Print the entries below in their entirety, exactly as they are written.

▸ **The records**
========================================

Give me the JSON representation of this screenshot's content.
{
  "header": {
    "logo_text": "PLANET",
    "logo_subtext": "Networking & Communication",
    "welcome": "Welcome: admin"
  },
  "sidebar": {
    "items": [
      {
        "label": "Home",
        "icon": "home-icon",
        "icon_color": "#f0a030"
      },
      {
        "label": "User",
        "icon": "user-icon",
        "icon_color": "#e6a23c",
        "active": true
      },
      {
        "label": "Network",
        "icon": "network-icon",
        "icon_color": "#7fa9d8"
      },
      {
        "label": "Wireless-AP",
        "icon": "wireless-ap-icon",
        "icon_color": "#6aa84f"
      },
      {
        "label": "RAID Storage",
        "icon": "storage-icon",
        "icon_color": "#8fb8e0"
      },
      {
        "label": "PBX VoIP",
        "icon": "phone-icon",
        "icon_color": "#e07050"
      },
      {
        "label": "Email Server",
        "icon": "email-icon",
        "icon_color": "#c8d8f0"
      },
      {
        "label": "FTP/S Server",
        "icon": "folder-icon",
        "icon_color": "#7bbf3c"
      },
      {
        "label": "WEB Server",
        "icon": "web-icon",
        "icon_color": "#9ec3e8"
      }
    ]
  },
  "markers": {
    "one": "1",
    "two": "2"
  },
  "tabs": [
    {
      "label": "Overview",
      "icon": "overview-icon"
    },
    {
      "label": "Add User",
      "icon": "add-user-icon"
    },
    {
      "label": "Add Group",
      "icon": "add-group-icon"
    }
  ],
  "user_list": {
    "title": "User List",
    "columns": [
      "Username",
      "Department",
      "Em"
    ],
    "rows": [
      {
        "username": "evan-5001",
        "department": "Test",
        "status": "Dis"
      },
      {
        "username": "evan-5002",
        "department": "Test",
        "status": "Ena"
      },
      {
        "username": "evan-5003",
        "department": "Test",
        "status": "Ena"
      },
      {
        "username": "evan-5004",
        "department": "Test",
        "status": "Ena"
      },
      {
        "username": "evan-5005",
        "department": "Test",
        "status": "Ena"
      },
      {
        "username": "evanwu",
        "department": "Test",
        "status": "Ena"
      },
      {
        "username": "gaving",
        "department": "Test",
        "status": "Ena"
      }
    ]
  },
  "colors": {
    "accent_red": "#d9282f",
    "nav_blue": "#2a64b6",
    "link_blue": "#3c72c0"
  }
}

========================================

▸ **Response to the task**
Give me the JSON representation of this screenshot's content.
{
  "header": {
    "logo_text": "PLANET",
    "logo_subtext": "Networking & Communication",
    "welcome": "Welcome: admin"
  },
  "sidebar": {
    "items": [
      {
        "label": "Home",
        "icon": "home-icon",
        "icon_color": "#f0a030"
      },
      {
        "label": "User",
        "icon": "user-icon",
        "icon_color": "#e6a23c",
        "active": true
      },
      {
        "label": "Network",
        "icon": "network-icon",
        "icon_color": "#7fa9d8"
      },
      {
        "label": "Wireless-AP",
        "icon": "wireless-ap-icon",
        "icon_color": "#6aa84f"
      },
      {
        "label": "RAID Storage",
        "icon": "storage-icon",
        "icon_color": "#8fb8e0"
      },
      {
        "label": "PBX VoIP",
        "icon": "phone-icon",
        "icon_color": "#e07050"
      },
      {
        "label": "Email Server",
        "icon": "email-icon",
        "icon_color": "#c8d8f0"
      },
      {
        "label": "FTP/S Server",
        "icon": "folder-icon",
        "icon_color": "#7bbf3c"
      },
      {
        "label": "WEB Server",
        "icon": "web-icon",
        "icon_color": "#9ec3e8"
      }
    ]
  },
  "markers": {
    "one": "1",
    "two": "2"
  },
  "tabs": [
    {
      "label": "Overview",
      "icon": "overview-icon"
    },
    {
      "label": "Add User",
      "icon": "add-user-icon"
    },
    {
      "label": "Add Group",
      "icon": "add-group-icon"
    }
  ],
  "user_list": {
    "title": "User List",
    "columns": [
      "Username",
      "Department",
      "Em"
    ],
    "rows": [
      {
        "username": "evan-5001",
        "department": "Test",
        "status": "Dis"
      },
      {
        "username": "evan-5002",
        "department": "Test",
        "status": "Ena"
      },
      {
        "username": "evan-5003",
        "department": "Test",
        "status": "Ena"
      },
      {
        "username": "evan-5004",
        "department": "Test",
        "status": "Ena"
      },
      {
        "username": "evan-5005",
        "department": "Test",
        "status": "Ena"
      },
      {
        "username": "evanwu",
        "department": "Test",
        "status": "Ena"
      },
      {
        "username": "gaving",
        "department": "Test",
        "status": "Ena"
      }
    ]
  },
  "colors": {
    "accent_red": "#d9282f",
    "nav_blue": "#2a64b6",
    "link_blue": "#3c72c0"
  }
}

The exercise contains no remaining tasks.